> GOAL
Count lines with the string "TRAIL" in them. State the number alone.

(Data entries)
====================

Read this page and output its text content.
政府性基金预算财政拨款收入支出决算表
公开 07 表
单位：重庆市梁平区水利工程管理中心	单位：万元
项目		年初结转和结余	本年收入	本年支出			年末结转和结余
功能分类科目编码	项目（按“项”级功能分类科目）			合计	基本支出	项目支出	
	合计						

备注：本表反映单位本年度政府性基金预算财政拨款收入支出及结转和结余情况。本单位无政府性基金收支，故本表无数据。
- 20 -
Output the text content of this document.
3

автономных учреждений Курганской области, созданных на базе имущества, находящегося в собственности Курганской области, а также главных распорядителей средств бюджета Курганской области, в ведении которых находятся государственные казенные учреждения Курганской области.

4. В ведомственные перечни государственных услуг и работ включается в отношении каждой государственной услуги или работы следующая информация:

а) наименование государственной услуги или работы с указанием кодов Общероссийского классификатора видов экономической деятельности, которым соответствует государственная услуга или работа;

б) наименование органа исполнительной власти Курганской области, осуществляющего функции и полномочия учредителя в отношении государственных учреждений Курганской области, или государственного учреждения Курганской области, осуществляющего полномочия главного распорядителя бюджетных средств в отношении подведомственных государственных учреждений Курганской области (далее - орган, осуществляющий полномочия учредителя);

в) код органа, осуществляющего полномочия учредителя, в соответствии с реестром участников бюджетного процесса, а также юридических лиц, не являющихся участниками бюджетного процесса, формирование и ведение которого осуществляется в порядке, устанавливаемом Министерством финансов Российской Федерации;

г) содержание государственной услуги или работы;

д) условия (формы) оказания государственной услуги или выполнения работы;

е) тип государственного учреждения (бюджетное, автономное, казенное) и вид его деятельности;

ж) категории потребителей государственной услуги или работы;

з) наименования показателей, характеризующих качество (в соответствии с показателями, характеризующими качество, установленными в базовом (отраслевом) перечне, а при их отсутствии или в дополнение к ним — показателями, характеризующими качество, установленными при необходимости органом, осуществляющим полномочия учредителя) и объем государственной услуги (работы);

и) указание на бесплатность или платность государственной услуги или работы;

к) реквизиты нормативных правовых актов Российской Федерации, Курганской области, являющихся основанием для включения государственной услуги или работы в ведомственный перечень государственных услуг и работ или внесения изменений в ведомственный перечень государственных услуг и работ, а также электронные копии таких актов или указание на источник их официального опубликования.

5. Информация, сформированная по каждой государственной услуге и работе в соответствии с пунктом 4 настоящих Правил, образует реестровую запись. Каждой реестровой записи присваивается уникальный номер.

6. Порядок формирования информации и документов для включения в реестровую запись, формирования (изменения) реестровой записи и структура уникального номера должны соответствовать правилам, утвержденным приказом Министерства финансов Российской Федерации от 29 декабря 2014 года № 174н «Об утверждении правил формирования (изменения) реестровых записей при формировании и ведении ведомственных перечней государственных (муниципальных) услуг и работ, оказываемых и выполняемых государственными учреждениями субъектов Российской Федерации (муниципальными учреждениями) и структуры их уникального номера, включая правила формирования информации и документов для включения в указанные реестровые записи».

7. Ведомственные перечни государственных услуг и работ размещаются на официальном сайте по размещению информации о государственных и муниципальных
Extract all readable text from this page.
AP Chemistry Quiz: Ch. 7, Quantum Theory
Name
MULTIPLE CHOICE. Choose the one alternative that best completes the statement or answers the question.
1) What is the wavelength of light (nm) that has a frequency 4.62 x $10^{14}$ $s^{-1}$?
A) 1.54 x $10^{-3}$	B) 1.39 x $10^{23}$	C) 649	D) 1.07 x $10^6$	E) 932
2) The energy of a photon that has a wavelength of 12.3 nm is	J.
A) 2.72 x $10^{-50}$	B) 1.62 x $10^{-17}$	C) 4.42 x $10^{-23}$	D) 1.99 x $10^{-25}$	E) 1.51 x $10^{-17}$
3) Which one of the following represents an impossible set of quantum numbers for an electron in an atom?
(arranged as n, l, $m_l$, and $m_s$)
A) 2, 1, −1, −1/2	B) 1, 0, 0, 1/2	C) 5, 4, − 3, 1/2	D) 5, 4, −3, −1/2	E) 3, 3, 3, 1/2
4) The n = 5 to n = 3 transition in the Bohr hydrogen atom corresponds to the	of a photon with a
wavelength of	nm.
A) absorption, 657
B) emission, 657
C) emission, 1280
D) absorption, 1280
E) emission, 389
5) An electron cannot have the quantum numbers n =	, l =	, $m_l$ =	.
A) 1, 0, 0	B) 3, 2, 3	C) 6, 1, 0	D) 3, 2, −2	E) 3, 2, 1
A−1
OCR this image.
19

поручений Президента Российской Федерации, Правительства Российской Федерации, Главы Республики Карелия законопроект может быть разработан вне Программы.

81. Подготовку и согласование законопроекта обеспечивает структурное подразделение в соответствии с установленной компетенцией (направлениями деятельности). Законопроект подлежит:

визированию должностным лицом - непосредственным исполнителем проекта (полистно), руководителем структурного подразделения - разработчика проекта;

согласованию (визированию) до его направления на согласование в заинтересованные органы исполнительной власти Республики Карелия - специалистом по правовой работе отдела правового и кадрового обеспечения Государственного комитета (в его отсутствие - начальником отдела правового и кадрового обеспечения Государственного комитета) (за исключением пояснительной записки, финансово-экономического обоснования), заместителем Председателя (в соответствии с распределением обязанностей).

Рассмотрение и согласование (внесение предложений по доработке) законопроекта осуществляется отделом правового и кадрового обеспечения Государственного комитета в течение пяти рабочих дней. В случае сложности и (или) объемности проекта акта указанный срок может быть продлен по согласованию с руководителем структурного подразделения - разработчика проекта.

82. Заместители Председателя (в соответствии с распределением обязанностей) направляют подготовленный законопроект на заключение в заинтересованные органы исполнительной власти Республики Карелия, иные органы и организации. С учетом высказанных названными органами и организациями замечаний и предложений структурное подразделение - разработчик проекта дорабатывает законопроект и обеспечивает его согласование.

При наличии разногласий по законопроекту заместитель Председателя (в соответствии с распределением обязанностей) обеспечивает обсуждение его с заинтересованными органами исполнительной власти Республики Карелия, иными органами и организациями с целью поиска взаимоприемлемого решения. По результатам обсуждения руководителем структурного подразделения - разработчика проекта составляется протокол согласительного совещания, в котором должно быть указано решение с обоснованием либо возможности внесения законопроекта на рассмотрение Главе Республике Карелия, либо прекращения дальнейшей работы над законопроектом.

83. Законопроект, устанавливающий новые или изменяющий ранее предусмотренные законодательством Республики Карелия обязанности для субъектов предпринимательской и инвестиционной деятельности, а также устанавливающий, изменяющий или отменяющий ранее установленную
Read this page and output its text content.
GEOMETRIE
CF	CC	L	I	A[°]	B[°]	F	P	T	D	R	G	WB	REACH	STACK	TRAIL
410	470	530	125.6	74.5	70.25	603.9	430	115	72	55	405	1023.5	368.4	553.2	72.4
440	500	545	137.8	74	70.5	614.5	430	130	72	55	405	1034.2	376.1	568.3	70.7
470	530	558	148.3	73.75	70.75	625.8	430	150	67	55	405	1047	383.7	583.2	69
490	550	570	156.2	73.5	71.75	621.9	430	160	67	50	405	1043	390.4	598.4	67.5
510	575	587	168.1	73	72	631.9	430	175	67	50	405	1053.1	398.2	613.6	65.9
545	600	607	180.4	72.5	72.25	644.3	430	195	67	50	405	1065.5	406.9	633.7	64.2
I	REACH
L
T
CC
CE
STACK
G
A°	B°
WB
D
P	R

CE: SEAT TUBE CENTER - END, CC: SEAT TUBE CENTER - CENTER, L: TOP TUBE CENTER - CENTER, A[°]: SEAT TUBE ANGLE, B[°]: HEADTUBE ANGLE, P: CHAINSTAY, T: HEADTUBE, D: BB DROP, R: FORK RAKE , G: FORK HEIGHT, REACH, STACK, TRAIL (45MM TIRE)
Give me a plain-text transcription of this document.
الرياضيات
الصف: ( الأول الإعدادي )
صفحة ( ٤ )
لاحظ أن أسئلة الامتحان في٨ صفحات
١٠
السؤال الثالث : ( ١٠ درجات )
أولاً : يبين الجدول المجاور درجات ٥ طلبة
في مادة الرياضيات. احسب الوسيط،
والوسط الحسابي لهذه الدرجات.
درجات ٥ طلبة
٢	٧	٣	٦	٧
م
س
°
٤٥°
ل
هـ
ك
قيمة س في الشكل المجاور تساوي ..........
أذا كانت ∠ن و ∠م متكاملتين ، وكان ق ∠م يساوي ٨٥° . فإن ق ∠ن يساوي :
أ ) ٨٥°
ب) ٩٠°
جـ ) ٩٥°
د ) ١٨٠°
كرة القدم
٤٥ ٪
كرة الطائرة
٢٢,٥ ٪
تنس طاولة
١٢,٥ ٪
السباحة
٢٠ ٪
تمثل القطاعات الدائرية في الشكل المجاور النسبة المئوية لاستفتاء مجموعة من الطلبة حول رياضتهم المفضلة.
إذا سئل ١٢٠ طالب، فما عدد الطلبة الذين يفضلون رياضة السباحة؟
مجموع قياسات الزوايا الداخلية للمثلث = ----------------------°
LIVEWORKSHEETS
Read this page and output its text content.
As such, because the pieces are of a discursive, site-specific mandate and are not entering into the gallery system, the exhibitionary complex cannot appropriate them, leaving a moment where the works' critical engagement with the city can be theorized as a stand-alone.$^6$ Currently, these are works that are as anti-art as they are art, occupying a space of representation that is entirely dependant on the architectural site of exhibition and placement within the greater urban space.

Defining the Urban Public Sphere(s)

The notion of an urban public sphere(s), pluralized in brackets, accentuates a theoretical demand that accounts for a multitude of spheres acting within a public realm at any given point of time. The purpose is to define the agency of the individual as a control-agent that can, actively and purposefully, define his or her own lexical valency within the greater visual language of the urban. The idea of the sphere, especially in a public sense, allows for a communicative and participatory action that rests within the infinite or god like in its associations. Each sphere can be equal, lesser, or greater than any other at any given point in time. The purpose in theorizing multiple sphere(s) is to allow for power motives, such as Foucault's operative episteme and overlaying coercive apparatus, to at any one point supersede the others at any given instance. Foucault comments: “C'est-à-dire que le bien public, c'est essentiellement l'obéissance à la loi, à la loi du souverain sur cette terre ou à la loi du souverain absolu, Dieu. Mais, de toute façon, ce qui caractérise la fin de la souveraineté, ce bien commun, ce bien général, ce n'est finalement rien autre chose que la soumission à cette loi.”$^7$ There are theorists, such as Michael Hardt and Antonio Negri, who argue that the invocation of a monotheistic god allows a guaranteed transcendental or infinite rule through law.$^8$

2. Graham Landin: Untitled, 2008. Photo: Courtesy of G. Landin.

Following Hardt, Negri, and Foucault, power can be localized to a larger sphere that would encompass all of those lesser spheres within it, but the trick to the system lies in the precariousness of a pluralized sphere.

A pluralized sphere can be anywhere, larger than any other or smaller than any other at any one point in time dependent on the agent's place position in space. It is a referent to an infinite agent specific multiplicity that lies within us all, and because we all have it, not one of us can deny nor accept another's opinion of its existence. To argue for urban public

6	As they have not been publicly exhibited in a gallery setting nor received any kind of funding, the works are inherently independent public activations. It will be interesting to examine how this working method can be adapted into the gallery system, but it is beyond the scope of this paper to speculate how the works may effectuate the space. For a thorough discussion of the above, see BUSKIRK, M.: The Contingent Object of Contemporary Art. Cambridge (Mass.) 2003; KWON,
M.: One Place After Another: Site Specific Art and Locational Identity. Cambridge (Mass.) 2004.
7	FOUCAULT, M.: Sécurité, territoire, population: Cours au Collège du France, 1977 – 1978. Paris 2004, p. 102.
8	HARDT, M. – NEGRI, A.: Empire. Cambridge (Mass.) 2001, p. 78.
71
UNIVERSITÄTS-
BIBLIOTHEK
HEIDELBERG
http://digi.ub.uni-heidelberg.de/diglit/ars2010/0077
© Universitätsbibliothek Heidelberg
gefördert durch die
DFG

====================

> PROBLEM SOLUTION
2